▶ Requirements: Would you restate, exactly as they appear, the lines from the one containing "Read out every word on this page." through the end of the data below?

*-*-*

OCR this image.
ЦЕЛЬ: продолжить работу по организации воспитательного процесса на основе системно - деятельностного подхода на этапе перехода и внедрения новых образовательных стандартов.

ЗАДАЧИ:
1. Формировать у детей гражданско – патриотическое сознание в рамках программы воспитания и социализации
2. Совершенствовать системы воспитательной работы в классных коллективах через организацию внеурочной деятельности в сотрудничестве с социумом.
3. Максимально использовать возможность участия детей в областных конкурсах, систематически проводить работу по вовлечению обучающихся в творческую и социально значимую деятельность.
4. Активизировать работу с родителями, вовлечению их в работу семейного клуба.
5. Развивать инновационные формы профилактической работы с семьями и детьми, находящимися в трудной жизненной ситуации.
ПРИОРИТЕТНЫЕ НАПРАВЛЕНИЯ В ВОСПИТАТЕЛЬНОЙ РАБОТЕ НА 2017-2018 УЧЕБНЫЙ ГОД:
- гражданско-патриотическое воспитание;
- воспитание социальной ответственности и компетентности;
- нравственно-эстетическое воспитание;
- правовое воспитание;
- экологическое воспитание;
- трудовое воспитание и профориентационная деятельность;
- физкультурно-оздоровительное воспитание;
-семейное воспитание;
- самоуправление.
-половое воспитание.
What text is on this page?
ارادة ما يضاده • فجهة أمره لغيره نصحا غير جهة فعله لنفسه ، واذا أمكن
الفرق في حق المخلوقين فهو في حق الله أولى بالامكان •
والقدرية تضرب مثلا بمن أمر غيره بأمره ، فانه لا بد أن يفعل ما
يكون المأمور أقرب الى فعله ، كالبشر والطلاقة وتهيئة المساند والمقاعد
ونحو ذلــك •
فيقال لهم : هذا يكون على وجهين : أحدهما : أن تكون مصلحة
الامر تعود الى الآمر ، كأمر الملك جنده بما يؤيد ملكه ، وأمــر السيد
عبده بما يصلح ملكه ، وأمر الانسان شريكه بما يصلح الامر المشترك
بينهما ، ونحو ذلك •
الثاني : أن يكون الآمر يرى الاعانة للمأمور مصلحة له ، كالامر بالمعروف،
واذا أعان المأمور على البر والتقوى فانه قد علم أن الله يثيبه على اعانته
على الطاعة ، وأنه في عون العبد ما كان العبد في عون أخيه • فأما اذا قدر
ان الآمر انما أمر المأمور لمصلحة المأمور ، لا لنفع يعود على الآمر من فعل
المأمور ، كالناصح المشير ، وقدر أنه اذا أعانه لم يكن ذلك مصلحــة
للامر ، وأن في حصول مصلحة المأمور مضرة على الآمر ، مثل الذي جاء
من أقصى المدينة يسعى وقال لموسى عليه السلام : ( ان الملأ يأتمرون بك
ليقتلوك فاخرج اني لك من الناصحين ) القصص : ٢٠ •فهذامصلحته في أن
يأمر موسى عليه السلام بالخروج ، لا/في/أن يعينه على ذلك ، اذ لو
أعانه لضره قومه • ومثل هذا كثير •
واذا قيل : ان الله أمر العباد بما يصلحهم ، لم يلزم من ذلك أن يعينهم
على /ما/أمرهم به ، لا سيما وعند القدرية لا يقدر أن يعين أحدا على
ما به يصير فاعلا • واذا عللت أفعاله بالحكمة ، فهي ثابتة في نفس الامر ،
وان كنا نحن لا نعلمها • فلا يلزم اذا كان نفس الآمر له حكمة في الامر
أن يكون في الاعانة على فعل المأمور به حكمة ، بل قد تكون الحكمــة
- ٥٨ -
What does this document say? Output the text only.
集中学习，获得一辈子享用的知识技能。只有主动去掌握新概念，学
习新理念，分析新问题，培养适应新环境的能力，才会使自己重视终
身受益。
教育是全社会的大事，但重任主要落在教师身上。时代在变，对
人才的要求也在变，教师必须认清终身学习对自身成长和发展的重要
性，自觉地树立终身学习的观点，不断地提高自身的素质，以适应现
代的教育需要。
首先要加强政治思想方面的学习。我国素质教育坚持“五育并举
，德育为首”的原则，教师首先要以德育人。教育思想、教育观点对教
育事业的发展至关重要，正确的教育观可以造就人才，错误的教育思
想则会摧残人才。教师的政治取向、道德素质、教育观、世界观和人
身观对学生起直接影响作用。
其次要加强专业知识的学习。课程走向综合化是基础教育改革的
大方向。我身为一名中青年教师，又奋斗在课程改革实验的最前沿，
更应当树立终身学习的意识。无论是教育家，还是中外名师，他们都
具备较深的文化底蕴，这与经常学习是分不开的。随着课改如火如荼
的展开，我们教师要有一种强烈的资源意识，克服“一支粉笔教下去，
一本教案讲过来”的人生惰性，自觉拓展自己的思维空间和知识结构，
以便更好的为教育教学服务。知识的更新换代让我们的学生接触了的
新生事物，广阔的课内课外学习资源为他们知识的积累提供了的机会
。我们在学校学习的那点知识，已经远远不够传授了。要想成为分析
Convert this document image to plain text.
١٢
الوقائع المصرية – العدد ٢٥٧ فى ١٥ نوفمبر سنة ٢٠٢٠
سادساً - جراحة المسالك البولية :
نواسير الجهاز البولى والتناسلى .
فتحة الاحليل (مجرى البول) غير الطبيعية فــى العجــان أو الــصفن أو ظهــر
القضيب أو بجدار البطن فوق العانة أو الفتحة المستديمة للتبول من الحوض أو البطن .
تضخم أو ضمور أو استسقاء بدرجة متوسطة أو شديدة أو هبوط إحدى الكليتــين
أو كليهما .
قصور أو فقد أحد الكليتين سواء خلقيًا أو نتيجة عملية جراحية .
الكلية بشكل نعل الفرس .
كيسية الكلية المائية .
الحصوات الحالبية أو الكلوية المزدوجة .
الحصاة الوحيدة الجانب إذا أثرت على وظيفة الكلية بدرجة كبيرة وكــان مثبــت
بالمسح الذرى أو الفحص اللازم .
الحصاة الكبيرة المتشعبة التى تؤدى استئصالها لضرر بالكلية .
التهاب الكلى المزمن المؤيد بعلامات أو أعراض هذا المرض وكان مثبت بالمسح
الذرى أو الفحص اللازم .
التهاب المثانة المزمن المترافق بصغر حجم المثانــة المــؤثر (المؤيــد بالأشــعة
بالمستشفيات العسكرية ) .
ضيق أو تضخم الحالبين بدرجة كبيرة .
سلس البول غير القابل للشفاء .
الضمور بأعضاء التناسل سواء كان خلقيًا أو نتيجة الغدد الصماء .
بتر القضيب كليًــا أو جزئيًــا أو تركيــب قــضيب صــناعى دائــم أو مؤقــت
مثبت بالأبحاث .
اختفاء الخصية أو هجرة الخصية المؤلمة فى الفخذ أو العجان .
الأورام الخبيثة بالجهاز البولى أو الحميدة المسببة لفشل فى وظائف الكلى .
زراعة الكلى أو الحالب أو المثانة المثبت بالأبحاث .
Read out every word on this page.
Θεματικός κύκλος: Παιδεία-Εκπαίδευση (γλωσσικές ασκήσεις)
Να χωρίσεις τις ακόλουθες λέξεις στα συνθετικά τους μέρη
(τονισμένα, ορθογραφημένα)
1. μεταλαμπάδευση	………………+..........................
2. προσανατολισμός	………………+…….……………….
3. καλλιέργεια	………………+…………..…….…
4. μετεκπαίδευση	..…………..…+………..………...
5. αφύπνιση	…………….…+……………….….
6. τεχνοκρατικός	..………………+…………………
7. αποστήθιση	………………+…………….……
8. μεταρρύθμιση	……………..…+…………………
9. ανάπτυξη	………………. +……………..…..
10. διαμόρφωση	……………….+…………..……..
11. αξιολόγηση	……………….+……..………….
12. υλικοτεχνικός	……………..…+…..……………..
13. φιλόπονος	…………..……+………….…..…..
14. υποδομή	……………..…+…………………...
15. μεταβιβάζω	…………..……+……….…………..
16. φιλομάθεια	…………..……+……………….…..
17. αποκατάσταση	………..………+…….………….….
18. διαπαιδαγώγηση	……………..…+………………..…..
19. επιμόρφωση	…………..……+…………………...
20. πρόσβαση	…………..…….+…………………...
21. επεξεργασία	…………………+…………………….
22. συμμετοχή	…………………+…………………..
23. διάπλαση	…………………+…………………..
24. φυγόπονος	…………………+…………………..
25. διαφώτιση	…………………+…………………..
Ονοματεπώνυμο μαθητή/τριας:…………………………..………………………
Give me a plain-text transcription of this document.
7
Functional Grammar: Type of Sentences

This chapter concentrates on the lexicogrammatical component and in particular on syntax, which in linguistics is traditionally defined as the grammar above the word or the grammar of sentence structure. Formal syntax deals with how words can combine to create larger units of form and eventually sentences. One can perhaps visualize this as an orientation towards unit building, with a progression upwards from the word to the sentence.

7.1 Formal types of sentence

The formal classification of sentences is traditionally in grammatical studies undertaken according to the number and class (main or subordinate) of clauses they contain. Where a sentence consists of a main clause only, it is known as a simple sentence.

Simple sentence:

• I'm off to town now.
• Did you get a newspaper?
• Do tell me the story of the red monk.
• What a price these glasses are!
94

*-*-*

▶ Result for this exercise:
Read out every word on this page.
Θεματικός κύκλος: Παιδεία-Εκπαίδευση (γλωσσικές ασκήσεις)
Να χωρίσεις τις ακόλουθες λέξεις στα συνθετικά τους μέρη
(τονισμένα, ορθογραφημένα)
1. μεταλαμπάδευση	………………+..........................
2. προσανατολισμός	………………+…….……………….
3. καλλιέργεια	………………+…………..…….…
4. μετεκπαίδευση	..…………..…+………..………...
5. αφύπνιση	…………….…+……………….….
6. τεχνοκρατικός	..………………+…………………
7. αποστήθιση	………………+…………….……
8. μεταρρύθμιση	……………..…+…………………
9. ανάπτυξη	………………. +……………..…..
10. διαμόρφωση	……………….+…………..……..
11. αξιολόγηση	……………….+……..………….
12. υλικοτεχνικός	……………..…+…..……………..
13. φιλόπονος	…………..……+………….…..…..
14. υποδομή	……………..…+…………………...
15. μεταβιβάζω	…………..……+……….…………..
16. φιλομάθεια	…………..……+……………….…..
17. αποκατάσταση	………..………+…….………….….
18. διαπαιδαγώγηση	……………..…+………………..…..
19. επιμόρφωση	…………..……+…………………...
20. πρόσβαση	…………..…….+…………………...
21. επεξεργασία	…………………+…………………….
22. συμμετοχή	…………………+…………………..
23. διάπλαση	…………………+…………………..
24. φυγόπονος	…………………+…………………..
25. διαφώτιση	…………………+…………………..
Ονοματεπώνυμο μαθητή/τριας:…………………………..………………………
Give me a plain-text transcription of this document.
7
Functional Grammar: Type of Sentences

This chapter concentrates on the lexicogrammatical component and in particular on syntax, which in linguistics is traditionally defined as the grammar above the word or the grammar of sentence structure. Formal syntax deals with how words can combine to create larger units of form and eventually sentences. One can perhaps visualize this as an orientation towards unit building, with a progression upwards from the word to the sentence.

7.1 Formal types of sentence

The formal classification of sentences is traditionally in grammatical studies undertaken according to the number and class (main or subordinate) of clauses they contain. Where a sentence consists of a main clause only, it is known as a simple sentence.

Simple sentence:

• I'm off to town now.
• Did you get a newspaper?
• Do tell me the story of the red monk.
• What a price these glasses are!
94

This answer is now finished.